## What this task involves
The expected response is a copy of every line in the entries below that includes the word "your".

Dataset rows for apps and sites
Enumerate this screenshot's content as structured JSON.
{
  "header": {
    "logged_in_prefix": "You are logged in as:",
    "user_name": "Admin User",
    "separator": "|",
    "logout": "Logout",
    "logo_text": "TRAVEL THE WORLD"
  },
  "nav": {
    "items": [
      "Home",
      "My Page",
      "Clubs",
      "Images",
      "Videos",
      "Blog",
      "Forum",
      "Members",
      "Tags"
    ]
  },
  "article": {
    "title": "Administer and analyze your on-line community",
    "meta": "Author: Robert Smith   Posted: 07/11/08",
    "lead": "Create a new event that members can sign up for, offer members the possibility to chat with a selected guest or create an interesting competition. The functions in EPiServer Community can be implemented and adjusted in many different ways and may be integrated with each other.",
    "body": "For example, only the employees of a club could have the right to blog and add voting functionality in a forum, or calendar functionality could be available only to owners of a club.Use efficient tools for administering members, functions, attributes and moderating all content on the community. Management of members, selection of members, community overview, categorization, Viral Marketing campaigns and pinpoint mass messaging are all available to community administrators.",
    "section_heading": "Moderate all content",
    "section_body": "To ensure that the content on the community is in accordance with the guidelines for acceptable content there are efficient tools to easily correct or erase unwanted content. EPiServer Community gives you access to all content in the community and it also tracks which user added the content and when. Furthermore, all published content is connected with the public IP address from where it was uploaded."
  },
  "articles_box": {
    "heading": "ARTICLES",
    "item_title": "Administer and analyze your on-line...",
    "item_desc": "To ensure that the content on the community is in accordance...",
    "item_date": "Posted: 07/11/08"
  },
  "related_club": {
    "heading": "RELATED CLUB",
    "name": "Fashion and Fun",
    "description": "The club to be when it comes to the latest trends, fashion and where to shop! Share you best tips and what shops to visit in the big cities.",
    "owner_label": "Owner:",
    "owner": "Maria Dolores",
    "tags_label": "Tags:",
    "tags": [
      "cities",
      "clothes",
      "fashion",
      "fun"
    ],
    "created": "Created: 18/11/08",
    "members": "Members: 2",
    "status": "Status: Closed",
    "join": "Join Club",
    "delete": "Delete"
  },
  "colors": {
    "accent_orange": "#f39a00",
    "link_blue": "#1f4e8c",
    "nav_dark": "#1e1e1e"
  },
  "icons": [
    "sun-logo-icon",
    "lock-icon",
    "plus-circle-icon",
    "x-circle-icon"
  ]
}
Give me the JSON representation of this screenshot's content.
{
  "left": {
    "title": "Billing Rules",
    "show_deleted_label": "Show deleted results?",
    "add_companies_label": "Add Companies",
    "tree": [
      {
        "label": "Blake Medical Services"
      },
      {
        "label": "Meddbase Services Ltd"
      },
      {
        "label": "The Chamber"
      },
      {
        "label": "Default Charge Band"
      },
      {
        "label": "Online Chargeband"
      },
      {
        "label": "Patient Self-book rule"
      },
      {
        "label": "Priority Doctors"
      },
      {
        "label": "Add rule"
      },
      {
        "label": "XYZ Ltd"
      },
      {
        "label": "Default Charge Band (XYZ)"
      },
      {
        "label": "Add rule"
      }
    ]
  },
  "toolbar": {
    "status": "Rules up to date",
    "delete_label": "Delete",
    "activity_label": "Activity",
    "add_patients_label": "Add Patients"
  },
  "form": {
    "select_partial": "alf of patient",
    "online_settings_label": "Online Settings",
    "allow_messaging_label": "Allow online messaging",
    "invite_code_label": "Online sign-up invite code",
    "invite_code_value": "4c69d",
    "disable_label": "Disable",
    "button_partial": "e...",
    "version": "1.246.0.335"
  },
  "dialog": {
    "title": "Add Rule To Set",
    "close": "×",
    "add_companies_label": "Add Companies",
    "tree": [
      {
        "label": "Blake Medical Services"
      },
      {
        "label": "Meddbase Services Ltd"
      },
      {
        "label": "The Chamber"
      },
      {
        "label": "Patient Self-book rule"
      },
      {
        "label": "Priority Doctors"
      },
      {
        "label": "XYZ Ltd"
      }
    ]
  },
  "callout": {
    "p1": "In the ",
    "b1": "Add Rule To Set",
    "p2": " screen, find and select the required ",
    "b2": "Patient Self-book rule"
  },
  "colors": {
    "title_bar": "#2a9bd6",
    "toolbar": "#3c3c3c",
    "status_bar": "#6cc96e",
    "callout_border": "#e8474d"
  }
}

## Output for this task
    "title": "Administer and analyze your on-line community",
    "item_title": "Administer and analyze your on-line...",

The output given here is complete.